- **Job**
Repeat the lines that follow, leaving nothing out.

>>

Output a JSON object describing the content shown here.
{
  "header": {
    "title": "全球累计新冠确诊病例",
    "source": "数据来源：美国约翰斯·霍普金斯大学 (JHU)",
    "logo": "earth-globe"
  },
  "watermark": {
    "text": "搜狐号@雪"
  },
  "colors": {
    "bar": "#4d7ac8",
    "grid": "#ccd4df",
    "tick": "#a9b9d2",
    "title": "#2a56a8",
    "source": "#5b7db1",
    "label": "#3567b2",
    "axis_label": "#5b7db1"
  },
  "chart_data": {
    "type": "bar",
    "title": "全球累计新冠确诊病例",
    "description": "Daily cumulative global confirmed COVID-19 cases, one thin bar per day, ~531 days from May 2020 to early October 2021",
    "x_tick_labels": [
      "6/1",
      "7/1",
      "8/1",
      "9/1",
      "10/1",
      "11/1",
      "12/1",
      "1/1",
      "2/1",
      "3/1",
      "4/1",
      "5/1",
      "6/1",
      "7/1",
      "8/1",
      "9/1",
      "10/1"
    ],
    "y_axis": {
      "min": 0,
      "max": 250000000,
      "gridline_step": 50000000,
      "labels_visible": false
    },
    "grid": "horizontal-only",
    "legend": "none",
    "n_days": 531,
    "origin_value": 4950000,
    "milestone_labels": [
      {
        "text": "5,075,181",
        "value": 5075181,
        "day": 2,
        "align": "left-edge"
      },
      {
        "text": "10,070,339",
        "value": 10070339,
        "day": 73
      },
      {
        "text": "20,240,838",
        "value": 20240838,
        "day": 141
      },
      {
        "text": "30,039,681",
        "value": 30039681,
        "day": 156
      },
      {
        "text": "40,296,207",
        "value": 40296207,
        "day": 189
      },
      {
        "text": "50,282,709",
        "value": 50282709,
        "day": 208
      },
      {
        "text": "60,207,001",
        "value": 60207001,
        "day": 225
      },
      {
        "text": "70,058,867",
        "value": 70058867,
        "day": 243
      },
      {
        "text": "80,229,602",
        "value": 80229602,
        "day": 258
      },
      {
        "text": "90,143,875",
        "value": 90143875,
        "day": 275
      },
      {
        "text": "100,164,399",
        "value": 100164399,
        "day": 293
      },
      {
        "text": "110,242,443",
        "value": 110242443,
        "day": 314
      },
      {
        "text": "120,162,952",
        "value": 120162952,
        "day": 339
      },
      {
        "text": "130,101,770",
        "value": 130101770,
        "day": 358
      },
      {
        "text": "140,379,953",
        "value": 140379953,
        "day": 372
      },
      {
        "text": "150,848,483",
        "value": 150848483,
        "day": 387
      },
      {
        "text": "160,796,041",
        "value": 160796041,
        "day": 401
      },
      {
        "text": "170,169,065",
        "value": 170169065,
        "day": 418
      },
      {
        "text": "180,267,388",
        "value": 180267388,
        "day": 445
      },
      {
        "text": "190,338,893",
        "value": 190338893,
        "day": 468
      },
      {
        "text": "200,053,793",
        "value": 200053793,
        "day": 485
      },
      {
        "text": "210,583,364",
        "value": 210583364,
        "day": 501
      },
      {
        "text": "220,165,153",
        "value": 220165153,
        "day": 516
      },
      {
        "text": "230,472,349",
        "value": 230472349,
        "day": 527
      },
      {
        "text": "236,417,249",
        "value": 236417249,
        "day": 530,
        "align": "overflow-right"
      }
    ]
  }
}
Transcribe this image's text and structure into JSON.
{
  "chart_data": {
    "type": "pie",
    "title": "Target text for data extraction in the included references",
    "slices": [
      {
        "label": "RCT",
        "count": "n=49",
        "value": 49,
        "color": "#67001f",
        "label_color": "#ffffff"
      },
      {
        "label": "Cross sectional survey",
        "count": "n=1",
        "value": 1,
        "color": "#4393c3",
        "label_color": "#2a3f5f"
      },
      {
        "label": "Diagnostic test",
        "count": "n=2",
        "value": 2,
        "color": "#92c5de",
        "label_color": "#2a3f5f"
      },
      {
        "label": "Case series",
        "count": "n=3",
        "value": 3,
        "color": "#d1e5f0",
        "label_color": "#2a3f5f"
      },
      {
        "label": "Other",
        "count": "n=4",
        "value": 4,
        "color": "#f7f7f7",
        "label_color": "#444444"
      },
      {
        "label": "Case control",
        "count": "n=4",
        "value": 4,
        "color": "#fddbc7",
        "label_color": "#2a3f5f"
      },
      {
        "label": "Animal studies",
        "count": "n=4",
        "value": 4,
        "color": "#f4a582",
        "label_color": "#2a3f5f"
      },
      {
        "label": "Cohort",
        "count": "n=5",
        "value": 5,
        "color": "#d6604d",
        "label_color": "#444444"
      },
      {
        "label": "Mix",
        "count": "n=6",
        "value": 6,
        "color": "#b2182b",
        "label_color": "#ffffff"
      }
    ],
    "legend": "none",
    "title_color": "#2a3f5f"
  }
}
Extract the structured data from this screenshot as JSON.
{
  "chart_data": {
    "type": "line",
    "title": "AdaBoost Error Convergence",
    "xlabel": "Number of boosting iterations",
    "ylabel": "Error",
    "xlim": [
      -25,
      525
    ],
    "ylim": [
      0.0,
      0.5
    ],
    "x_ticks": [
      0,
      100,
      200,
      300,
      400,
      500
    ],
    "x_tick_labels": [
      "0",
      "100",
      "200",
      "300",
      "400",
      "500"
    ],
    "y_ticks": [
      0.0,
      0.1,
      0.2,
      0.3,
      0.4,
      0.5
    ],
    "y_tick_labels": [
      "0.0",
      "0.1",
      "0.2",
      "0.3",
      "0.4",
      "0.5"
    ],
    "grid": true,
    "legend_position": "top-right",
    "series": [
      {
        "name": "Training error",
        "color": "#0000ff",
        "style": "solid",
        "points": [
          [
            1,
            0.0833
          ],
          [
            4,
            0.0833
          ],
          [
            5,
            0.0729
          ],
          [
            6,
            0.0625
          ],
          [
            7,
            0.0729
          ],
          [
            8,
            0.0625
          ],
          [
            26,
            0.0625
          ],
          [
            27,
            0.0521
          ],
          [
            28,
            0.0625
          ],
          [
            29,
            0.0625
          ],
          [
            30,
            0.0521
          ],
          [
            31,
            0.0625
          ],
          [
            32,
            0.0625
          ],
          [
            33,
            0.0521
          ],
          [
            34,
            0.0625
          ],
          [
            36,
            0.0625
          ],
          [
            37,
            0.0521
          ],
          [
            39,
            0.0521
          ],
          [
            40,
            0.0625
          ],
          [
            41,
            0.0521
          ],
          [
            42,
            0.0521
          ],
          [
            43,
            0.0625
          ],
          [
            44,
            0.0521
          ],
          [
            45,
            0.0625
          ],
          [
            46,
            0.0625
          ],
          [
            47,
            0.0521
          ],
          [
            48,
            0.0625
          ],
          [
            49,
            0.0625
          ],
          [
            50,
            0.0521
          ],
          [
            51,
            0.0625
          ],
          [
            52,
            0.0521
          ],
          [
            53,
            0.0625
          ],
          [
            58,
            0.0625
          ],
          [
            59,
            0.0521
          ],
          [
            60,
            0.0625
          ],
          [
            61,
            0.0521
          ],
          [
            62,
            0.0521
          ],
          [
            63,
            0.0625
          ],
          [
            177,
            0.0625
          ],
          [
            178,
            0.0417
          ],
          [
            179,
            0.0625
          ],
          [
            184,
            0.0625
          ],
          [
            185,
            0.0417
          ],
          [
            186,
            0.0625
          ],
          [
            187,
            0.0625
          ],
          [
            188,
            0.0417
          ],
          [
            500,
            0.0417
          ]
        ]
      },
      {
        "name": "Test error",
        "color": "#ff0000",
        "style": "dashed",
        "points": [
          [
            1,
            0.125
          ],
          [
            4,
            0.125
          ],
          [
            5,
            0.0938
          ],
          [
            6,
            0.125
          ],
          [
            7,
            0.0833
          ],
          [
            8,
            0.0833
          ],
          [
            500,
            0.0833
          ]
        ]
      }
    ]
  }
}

<<

- **Expected output**
Output a JSON object describing the content shown here.
{
  "header": {
    "title": "全球累计新冠确诊病例",
    "source": "数据来源：美国约翰斯·霍普金斯大学 (JHU)",
    "logo": "earth-globe"
  },
  "watermark": {
    "text": "搜狐号@雪"
  },
  "colors": {
    "bar": "#4d7ac8",
    "grid": "#ccd4df",
    "tick": "#a9b9d2",
    "title": "#2a56a8",
    "source": "#5b7db1",
    "label": "#3567b2",
    "axis_label": "#5b7db1"
  },
  "chart_data": {
    "type": "bar",
    "title": "全球累计新冠确诊病例",
    "description": "Daily cumulative global confirmed COVID-19 cases, one thin bar per day, ~531 days from May 2020 to early October 2021",
    "x_tick_labels": [
      "6/1",
      "7/1",
      "8/1",
      "9/1",
      "10/1",
      "11/1",
      "12/1",
      "1/1",
      "2/1",
      "3/1",
      "4/1",
      "5/1",
      "6/1",
      "7/1",
      "8/1",
      "9/1",
      "10/1"
    ],
    "y_axis": {
      "min": 0,
      "max": 250000000,
      "gridline_step": 50000000,
      "labels_visible": false
    },
    "grid": "horizontal-only",
    "legend": "none",
    "n_days": 531,
    "origin_value": 4950000,
    "milestone_labels": [
      {
        "text": "5,075,181",
        "value": 5075181,
        "day": 2,
        "align": "left-edge"
      },
      {
        "text": "10,070,339",
        "value": 10070339,
        "day": 73
      },
      {
        "text": "20,240,838",
        "value": 20240838,
        "day": 141
      },
      {
        "text": "30,039,681",
        "value": 30039681,
        "day": 156
      },
      {
        "text": "40,296,207",
        "value": 40296207,
        "day": 189
      },
      {
        "text": "50,282,709",
        "value": 50282709,
        "day": 208
      },
      {
        "text": "60,207,001",
        "value": 60207001,
        "day": 225
      },
      {
        "text": "70,058,867",
        "value": 70058867,
        "day": 243
      },
      {
        "text": "80,229,602",
        "value": 80229602,
        "day": 258
      },
      {
        "text": "90,143,875",
        "value": 90143875,
        "day": 275
      },
      {
        "text": "100,164,399",
        "value": 100164399,
        "day": 293
      },
      {
        "text": "110,242,443",
        "value": 110242443,
        "day": 314
      },
      {
        "text": "120,162,952",
        "value": 120162952,
        "day": 339
      },
      {
        "text": "130,101,770",
        "value": 130101770,
        "day": 358
      },
      {
        "text": "140,379,953",
        "value": 140379953,
        "day": 372
      },
      {
        "text": "150,848,483",
        "value": 150848483,
        "day": 387
      },
      {
        "text": "160,796,041",
        "value": 160796041,
        "day": 401
      },
      {
        "text": "170,169,065",
        "value": 170169065,
        "day": 418
      },
      {
        "text": "180,267,388",
        "value": 180267388,
        "day": 445
      },
      {
        "text": "190,338,893",
        "value": 190338893,
        "day": 468
      },
      {
        "text": "200,053,793",
        "value": 200053793,
        "day": 485
      },
      {
        "text": "210,583,364",
        "value": 210583364,
        "day": 501
      },
      {
        "text": "220,165,153",
        "value": 220165153,
        "day": 516
      },
      {
        "text": "230,472,349",
        "value": 230472349,
        "day": 527
      },
      {
        "text": "236,417,249",
        "value": 236417249,
        "day": 530,
        "align": "overflow-right"
      }
    ]
  }
}
Transcribe this image's text and structure into JSON.
{
  "chart_data": {
    "type": "pie",
    "title": "Target text for data extraction in the included references",
    "slices": [
      {
        "label": "RCT",
        "count": "n=49",
        "value": 49,
        "color": "#67001f",
        "label_color": "#ffffff"
      },
      {
        "label": "Cross sectional survey",
        "count": "n=1",
        "value": 1,
        "color": "#4393c3",
        "label_color": "#2a3f5f"
      },
      {
        "label": "Diagnostic test",
        "count": "n=2",
        "value": 2,
        "color": "#92c5de",
        "label_color": "#2a3f5f"
      },
      {
        "label": "Case series",
        "count": "n=3",
        "value": 3,
        "color": "#d1e5f0",
        "label_color": "#2a3f5f"
      },
      {
        "label": "Other",
        "count": "n=4",
        "value": 4,
        "color": "#f7f7f7",
        "label_color": "#444444"
      },
      {
        "label": "Case control",
        "count": "n=4",
        "value": 4,
        "color": "#fddbc7",
        "label_color": "#2a3f5f"
      },
      {
        "label": "Animal studies",
        "count": "n=4",
        "value": 4,
        "color": "#f4a582",
        "label_color": "#2a3f5f"
      },
      {
        "label": "Cohort",
        "count": "n=5",
        "value": 5,
        "color": "#d6604d",
        "label_color": "#444444"
      },
      {
        "label": "Mix",
        "count": "n=6",
        "value": 6,
        "color": "#b2182b",
        "label_color": "#ffffff"
      }
    ],
    "legend": "none",
    "title_color": "#2a3f5f"
  }
}
Extract the structured data from this screenshot as JSON.
{
  "chart_data": {
    "type": "line",
    "title": "AdaBoost Error Convergence",
    "xlabel": "Number of boosting iterations",
    "ylabel": "Error",
    "xlim": [
      -25,
      525
    ],
    "ylim": [
      0.0,
      0.5
    ],
    "x_ticks": [
      0,
      100,
      200,
      300,
      400,
      500
    ],
    "x_tick_labels": [
      "0",
      "100",
      "200",
      "300",
      "400",
      "500"
    ],
    "y_ticks": [
      0.0,
      0.1,
      0.2,
      0.3,
      0.4,
      0.5
    ],
    "y_tick_labels": [
      "0.0",
      "0.1",
      "0.2",
      "0.3",
      "0.4",
      "0.5"
    ],
    "grid": true,
    "legend_position": "top-right",
    "series": [
      {
        "name": "Training error",
        "color": "#0000ff",
        "style": "solid",
        "points": [
          [
            1,
            0.0833
          ],
          [
            4,
            0.0833
          ],
          [
            5,
            0.0729
          ],
          [
            6,
            0.0625
          ],
          [
            7,
            0.0729
          ],
          [
            8,
            0.0625
          ],
          [
            26,
            0.0625
          ],
          [
            27,
            0.0521
          ],
          [
            28,
            0.0625
          ],
          [
            29,
            0.0625
          ],
          [
            30,
            0.0521
          ],
          [
            31,
            0.0625
          ],
          [
            32,
            0.0625
          ],
          [
            33,
            0.0521
          ],
          [
            34,
            0.0625
          ],
          [
            36,
            0.0625
          ],
          [
            37,
            0.0521
          ],
          [
            39,
            0.0521
          ],
          [
            40,
            0.0625
          ],
          [
            41,
            0.0521
          ],
          [
            42,
            0.0521
          ],
          [
            43,
            0.0625
          ],
          [
            44,
            0.0521
          ],
          [
            45,
            0.0625
          ],
          [
            46,
            0.0625
          ],
          [
            47,
            0.0521
          ],
          [
            48,
            0.0625
          ],
          [
            49,
            0.0625
          ],
          [
            50,
            0.0521
          ],
          [
            51,
            0.0625
          ],
          [
            52,
            0.0521
          ],
          [
            53,
            0.0625
          ],
          [
            58,
            0.0625
          ],
          [
            59,
            0.0521
          ],
          [
            60,
            0.0625
          ],
          [
            61,
            0.0521
          ],
          [
            62,
            0.0521
          ],
          [
            63,
            0.0625
          ],
          [
            177,
            0.0625
          ],
          [
            178,
            0.0417
          ],
          [
            179,
            0.0625
          ],
          [
            184,
            0.0625
          ],
          [
            185,
            0.0417
          ],
          [
            186,
            0.0625
          ],
          [
            187,
            0.0625
          ],
          [
            188,
            0.0417
          ],
          [
            500,
            0.0417
          ]
        ]
      },
      {
        "name": "Test error",
        "color": "#ff0000",
        "style": "dashed",
        "points": [
          [
            1,
            0.125
          ],
          [
            4,
            0.125
          ],
          [
            5,
            0.0938
          ],
          [
            6,
            0.125
          ],
          [
            7,
            0.0833
          ],
          [
            8,
            0.0833
          ],
          [
            500,
            0.0833
          ]
        ]
      }
    ]
  }
}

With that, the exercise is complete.